#### GIVEN ENTRIES:
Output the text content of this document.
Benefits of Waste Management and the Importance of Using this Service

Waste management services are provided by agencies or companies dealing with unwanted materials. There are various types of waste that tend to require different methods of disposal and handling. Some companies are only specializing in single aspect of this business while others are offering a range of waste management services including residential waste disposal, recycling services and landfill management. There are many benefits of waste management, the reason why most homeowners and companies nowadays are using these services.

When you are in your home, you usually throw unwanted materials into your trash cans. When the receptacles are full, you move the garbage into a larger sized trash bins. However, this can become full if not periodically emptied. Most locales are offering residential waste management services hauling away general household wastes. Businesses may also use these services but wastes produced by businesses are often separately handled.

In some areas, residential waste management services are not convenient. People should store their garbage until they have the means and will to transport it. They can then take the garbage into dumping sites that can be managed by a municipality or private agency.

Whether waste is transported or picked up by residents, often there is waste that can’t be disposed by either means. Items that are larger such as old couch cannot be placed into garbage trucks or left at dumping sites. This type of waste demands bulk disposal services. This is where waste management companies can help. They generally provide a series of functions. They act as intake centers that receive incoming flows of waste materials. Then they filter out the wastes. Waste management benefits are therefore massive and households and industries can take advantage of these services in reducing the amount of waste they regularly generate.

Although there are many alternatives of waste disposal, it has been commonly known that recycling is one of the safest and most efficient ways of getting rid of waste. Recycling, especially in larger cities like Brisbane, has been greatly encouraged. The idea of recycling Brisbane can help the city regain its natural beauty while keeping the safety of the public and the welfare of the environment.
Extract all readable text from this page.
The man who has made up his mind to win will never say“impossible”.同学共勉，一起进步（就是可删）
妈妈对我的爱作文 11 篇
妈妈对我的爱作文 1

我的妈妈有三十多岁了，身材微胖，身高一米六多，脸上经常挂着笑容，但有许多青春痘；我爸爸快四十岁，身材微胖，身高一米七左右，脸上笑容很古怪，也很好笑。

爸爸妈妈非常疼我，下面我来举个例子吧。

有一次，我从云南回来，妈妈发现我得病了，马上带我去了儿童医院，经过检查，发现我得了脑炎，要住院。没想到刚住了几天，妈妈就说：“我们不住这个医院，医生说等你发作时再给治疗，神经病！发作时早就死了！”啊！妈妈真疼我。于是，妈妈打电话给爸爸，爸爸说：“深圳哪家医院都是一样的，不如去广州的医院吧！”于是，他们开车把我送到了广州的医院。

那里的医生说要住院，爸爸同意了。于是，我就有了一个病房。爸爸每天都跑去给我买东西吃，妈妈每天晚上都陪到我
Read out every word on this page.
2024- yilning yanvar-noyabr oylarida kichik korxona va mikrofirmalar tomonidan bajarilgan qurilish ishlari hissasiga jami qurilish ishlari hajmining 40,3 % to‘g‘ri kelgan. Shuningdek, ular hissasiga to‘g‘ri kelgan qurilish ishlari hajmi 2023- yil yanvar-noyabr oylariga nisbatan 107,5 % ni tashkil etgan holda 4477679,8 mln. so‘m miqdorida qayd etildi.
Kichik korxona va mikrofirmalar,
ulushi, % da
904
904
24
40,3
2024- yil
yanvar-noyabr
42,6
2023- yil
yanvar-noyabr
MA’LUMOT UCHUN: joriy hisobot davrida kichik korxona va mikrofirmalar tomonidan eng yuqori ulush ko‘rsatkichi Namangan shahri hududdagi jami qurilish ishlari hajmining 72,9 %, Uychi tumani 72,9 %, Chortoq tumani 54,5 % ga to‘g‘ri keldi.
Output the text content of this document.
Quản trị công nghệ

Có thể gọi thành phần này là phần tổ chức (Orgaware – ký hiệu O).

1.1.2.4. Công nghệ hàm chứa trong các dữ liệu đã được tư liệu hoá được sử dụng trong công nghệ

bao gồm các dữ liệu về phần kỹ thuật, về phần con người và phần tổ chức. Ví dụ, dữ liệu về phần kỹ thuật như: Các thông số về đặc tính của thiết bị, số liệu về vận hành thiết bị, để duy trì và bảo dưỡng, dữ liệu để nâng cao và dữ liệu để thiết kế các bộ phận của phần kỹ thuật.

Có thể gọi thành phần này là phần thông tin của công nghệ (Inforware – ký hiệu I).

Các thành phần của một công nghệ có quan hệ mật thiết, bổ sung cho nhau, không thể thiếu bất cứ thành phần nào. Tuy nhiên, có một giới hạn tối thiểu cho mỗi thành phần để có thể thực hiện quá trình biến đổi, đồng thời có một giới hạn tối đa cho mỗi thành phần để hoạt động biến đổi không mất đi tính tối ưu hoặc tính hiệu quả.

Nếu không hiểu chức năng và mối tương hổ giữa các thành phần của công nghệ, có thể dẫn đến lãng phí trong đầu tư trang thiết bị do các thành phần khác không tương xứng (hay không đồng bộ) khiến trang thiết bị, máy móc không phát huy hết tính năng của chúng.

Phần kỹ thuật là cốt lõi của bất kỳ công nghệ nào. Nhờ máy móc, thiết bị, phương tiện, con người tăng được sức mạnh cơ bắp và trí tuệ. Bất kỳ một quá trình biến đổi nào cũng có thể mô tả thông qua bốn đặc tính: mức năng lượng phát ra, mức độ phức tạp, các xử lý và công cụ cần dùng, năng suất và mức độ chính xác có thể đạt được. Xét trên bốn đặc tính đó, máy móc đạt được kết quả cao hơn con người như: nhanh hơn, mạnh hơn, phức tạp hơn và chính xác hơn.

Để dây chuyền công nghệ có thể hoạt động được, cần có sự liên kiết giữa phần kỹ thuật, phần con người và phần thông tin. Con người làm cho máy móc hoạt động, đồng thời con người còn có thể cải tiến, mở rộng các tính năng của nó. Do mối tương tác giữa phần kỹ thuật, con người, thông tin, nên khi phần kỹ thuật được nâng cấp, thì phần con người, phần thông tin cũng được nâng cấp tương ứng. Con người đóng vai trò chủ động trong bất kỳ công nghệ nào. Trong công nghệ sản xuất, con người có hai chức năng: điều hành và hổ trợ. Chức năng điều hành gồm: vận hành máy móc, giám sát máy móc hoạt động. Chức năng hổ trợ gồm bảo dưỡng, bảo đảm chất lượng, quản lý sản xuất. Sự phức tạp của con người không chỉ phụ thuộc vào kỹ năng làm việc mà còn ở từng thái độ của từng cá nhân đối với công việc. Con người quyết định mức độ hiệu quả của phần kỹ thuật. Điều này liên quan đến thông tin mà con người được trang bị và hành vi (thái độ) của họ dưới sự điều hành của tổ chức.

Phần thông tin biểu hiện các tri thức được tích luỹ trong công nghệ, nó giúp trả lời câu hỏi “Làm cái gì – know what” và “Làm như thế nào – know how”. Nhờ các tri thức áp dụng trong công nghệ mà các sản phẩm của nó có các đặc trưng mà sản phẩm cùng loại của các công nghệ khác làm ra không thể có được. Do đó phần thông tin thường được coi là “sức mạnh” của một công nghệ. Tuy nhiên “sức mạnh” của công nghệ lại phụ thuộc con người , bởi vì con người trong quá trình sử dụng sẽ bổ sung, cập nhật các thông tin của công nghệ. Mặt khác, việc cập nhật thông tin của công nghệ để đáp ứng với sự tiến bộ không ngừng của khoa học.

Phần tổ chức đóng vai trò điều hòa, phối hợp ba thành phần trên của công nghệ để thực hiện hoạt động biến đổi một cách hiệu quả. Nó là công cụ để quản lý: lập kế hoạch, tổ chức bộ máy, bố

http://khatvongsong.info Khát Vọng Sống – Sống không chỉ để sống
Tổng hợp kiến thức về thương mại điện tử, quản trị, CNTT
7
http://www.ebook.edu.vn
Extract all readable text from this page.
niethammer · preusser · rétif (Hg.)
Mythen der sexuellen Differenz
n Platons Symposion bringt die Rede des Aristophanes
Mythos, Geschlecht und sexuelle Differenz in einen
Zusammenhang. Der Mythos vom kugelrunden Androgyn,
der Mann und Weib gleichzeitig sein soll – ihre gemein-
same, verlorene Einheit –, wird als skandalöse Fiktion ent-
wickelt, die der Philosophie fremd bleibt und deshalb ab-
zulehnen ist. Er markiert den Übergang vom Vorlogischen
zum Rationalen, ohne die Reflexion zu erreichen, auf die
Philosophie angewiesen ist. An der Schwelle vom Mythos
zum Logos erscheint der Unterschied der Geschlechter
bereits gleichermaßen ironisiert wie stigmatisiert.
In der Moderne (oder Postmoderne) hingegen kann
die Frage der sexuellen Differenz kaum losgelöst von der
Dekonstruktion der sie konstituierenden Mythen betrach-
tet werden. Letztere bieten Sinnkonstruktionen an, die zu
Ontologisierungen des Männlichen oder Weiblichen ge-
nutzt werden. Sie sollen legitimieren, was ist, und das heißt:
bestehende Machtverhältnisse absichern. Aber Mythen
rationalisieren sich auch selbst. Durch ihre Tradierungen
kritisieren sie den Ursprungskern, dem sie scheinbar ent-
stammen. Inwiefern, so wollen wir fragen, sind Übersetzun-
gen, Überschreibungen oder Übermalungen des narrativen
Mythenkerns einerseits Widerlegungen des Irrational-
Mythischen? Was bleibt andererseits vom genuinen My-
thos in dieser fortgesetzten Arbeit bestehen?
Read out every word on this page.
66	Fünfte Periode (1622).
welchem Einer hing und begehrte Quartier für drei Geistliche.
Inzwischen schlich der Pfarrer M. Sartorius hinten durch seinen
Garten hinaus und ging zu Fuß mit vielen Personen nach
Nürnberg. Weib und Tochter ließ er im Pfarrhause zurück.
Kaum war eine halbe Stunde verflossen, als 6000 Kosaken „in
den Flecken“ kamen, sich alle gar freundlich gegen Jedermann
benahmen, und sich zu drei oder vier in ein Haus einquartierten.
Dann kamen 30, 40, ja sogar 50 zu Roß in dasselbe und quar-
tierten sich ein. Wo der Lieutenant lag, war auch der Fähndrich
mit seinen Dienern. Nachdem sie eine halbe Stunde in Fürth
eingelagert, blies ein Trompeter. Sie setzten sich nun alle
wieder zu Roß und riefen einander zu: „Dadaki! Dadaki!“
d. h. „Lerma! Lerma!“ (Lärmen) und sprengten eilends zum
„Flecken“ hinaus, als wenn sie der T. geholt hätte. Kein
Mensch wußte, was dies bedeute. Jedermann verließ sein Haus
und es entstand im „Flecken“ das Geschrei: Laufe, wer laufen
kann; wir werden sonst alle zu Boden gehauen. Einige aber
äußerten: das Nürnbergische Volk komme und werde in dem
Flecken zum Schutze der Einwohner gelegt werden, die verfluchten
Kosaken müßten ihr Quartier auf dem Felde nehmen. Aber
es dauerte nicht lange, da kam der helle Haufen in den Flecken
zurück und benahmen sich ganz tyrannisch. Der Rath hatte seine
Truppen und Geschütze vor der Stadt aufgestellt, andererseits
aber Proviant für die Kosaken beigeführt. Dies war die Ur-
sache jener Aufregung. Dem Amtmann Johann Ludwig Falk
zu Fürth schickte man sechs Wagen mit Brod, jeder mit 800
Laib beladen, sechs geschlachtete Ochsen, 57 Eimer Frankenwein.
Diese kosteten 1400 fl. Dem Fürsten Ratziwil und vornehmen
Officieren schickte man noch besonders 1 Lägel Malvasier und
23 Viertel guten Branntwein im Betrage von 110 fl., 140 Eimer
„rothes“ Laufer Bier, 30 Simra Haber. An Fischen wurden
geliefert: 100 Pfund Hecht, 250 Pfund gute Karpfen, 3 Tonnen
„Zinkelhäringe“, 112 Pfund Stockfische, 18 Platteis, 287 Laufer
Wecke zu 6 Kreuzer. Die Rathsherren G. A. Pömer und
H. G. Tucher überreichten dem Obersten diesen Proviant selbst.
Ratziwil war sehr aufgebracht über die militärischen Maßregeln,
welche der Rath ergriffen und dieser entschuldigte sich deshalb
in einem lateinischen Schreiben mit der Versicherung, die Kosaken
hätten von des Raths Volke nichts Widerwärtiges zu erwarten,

#### WORK INSTRUCTIONS:
Every line of the listing that holds "Differenz" should be found and copied.

#### OUTPUT FOR THIS TASK:
Mythen der sexuellen Differenz
Mythos, Geschlecht und sexuelle Differenz in einen
die Frage der sexuellen Differenz kaum losgelöst von der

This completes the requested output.